* REQUEST: Each record below is to be copied word for word, with pictures removed.

* PROVIDED INFORMATION:
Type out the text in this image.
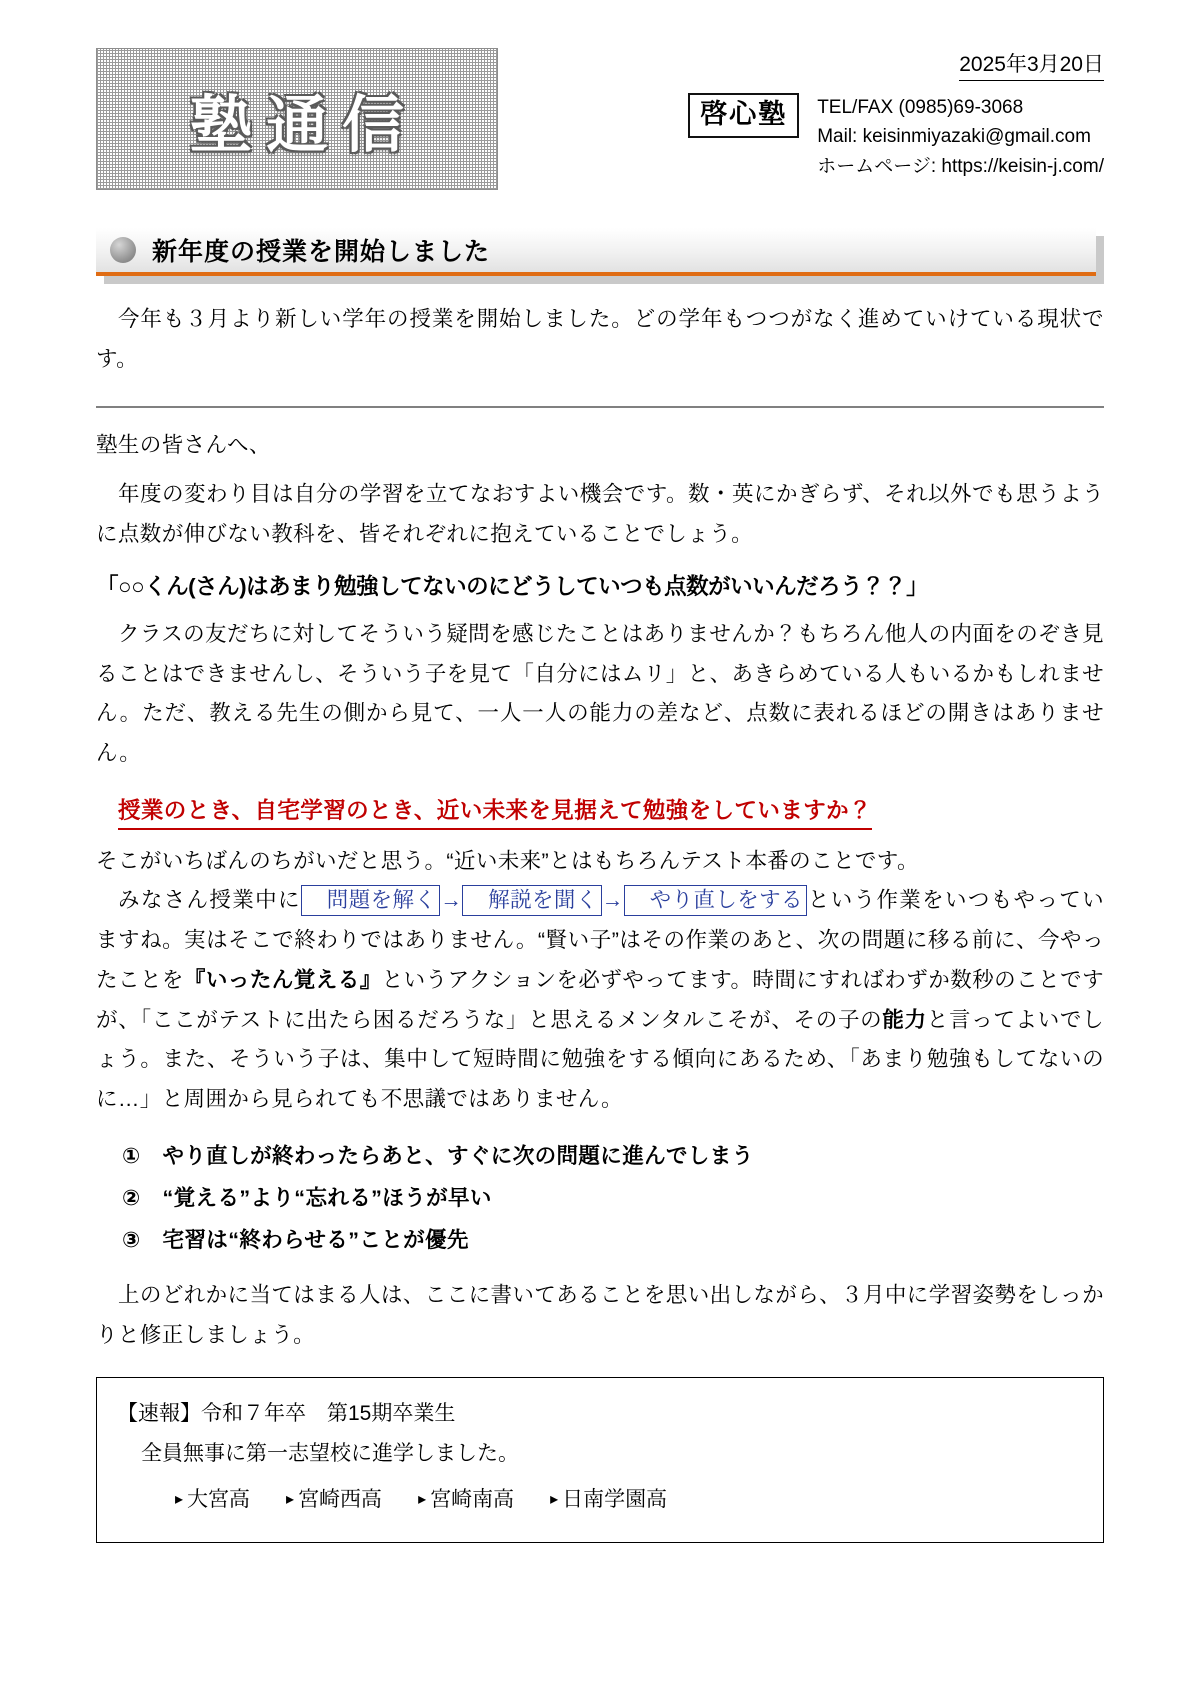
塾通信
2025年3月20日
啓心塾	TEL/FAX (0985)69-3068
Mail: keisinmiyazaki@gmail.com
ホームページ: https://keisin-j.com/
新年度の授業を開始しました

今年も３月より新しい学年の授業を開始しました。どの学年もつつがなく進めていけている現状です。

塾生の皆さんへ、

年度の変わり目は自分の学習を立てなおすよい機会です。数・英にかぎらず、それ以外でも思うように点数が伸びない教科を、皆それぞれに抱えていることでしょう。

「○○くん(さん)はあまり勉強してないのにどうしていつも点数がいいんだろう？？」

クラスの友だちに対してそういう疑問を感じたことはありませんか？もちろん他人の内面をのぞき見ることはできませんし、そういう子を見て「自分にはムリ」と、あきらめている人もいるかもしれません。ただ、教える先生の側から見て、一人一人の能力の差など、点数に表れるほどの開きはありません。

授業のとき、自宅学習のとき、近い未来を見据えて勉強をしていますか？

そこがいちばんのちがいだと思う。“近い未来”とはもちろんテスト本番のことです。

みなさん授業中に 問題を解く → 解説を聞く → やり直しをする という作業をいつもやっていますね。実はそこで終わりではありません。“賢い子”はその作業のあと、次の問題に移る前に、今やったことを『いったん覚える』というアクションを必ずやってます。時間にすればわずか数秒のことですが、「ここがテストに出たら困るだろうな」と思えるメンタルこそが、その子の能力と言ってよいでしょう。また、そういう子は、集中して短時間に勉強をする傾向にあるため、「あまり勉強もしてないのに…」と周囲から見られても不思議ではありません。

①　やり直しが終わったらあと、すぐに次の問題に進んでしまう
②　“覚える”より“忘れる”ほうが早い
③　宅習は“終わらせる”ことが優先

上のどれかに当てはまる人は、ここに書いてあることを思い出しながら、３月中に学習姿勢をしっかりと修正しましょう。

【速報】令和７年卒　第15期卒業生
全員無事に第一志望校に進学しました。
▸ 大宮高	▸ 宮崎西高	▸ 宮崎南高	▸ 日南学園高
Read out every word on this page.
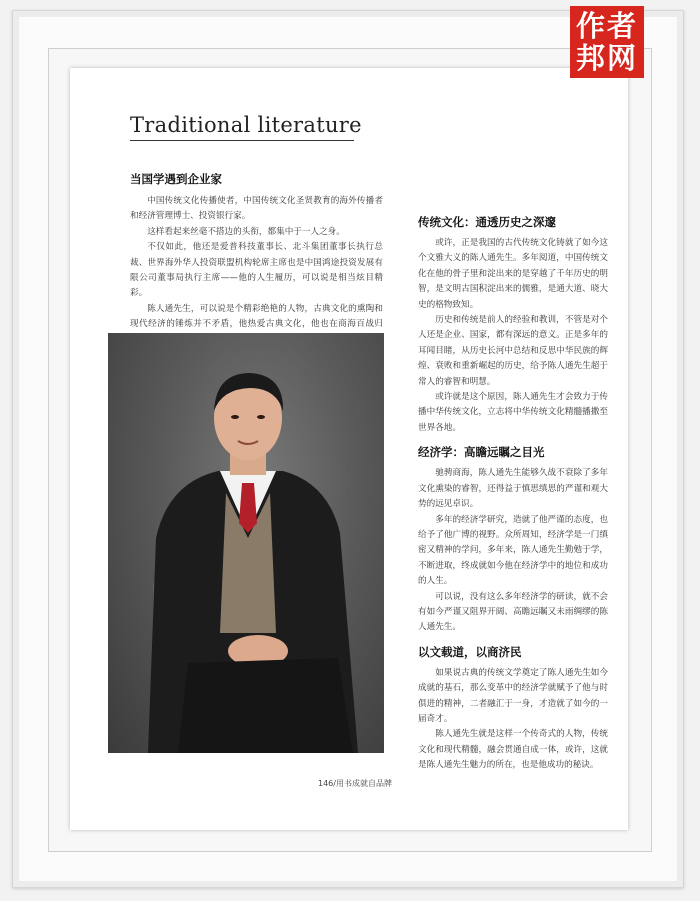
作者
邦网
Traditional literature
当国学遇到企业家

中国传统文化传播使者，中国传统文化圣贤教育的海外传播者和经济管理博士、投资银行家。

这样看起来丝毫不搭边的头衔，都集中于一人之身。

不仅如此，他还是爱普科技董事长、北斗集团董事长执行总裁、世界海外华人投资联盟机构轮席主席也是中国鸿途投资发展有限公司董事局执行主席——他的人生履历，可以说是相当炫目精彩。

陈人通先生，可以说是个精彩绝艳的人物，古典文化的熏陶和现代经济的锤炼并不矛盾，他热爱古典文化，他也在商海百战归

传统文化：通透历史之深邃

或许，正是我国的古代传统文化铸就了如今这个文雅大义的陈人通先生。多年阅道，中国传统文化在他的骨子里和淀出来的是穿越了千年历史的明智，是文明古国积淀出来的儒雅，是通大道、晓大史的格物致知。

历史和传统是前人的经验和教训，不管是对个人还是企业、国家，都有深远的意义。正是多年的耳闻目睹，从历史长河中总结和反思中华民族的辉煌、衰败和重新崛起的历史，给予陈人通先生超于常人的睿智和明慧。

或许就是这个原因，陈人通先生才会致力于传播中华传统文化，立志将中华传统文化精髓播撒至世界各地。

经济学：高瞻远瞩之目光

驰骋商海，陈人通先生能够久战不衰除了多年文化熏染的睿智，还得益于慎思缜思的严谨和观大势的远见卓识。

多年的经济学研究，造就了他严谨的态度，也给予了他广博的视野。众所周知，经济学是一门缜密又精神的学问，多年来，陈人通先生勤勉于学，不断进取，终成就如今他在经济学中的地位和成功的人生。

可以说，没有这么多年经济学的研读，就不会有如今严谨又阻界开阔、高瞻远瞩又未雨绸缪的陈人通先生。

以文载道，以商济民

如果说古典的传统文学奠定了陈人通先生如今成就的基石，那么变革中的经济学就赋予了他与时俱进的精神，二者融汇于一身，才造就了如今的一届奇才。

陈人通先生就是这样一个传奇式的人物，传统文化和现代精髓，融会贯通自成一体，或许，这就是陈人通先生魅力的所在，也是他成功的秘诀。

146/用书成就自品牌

* CORRECT RESULT:
Type out the text in this image.
塾通信
2025年3月20日
啓心塾	TEL/FAX (0985)69-3068
Mail: keisinmiyazaki@gmail.com
ホームページ: https://keisin-j.com/
新年度の授業を開始しました

今年も３月より新しい学年の授業を開始しました。どの学年もつつがなく進めていけている現状です。

塾生の皆さんへ、

年度の変わり目は自分の学習を立てなおすよい機会です。数・英にかぎらず、それ以外でも思うように点数が伸びない教科を、皆それぞれに抱えていることでしょう。

「○○くん(さん)はあまり勉強してないのにどうしていつも点数がいいんだろう？？」

クラスの友だちに対してそういう疑問を感じたことはありませんか？もちろん他人の内面をのぞき見ることはできませんし、そういう子を見て「自分にはムリ」と、あきらめている人もいるかもしれません。ただ、教える先生の側から見て、一人一人の能力の差など、点数に表れるほどの開きはありません。

授業のとき、自宅学習のとき、近い未来を見据えて勉強をしていますか？

そこがいちばんのちがいだと思う。“近い未来”とはもちろんテスト本番のことです。

みなさん授業中に 問題を解く → 解説を聞く → やり直しをする という作業をいつもやっていますね。実はそこで終わりではありません。“賢い子”はその作業のあと、次の問題に移る前に、今やったことを『いったん覚える』というアクションを必ずやってます。時間にすればわずか数秒のことですが、「ここがテストに出たら困るだろうな」と思えるメンタルこそが、その子の能力と言ってよいでしょう。また、そういう子は、集中して短時間に勉強をする傾向にあるため、「あまり勉強もしてないのに…」と周囲から見られても不思議ではありません。

①　やり直しが終わったらあと、すぐに次の問題に進んでしまう
②　“覚える”より“忘れる”ほうが早い
③　宅習は“終わらせる”ことが優先

上のどれかに当てはまる人は、ここに書いてあることを思い出しながら、３月中に学習姿勢をしっかりと修正しましょう。

【速報】令和７年卒　第15期卒業生
全員無事に第一志望校に進学しました。
▸ 大宮高	▸ 宮崎西高	▸ 宮崎南高	▸ 日南学園高
Read out every word on this page.
作者
邦网
Traditional literature
当国学遇到企业家

中国传统文化传播使者，中国传统文化圣贤教育的海外传播者和经济管理博士、投资银行家。

这样看起来丝毫不搭边的头衔，都集中于一人之身。

不仅如此，他还是爱普科技董事长、北斗集团董事长执行总裁、世界海外华人投资联盟机构轮席主席也是中国鸿途投资发展有限公司董事局执行主席——他的人生履历，可以说是相当炫目精彩。

陈人通先生，可以说是个精彩绝艳的人物，古典文化的熏陶和现代经济的锤炼并不矛盾，他热爱古典文化，他也在商海百战归

传统文化：通透历史之深邃

或许，正是我国的古代传统文化铸就了如今这个文雅大义的陈人通先生。多年阅道，中国传统文化在他的骨子里和淀出来的是穿越了千年历史的明智，是文明古国积淀出来的儒雅，是通大道、晓大史的格物致知。

历史和传统是前人的经验和教训，不管是对个人还是企业、国家，都有深远的意义。正是多年的耳闻目睹，从历史长河中总结和反思中华民族的辉煌、衰败和重新崛起的历史，给予陈人通先生超于常人的睿智和明慧。

或许就是这个原因，陈人通先生才会致力于传播中华传统文化，立志将中华传统文化精髓播撒至世界各地。

经济学：高瞻远瞩之目光

驰骋商海，陈人通先生能够久战不衰除了多年文化熏染的睿智，还得益于慎思缜思的严谨和观大势的远见卓识。

多年的经济学研究，造就了他严谨的态度，也给予了他广博的视野。众所周知，经济学是一门缜密又精神的学问，多年来，陈人通先生勤勉于学，不断进取，终成就如今他在经济学中的地位和成功的人生。

可以说，没有这么多年经济学的研读，就不会有如今严谨又阻界开阔、高瞻远瞩又未雨绸缪的陈人通先生。

以文载道，以商济民

如果说古典的传统文学奠定了陈人通先生如今成就的基石，那么变革中的经济学就赋予了他与时俱进的精神，二者融汇于一身，才造就了如今的一届奇才。

陈人通先生就是这样一个传奇式的人物，传统文化和现代精髓，融会贯通自成一体，或许，这就是陈人通先生魅力的所在，也是他成功的秘诀。

146/用书成就自品牌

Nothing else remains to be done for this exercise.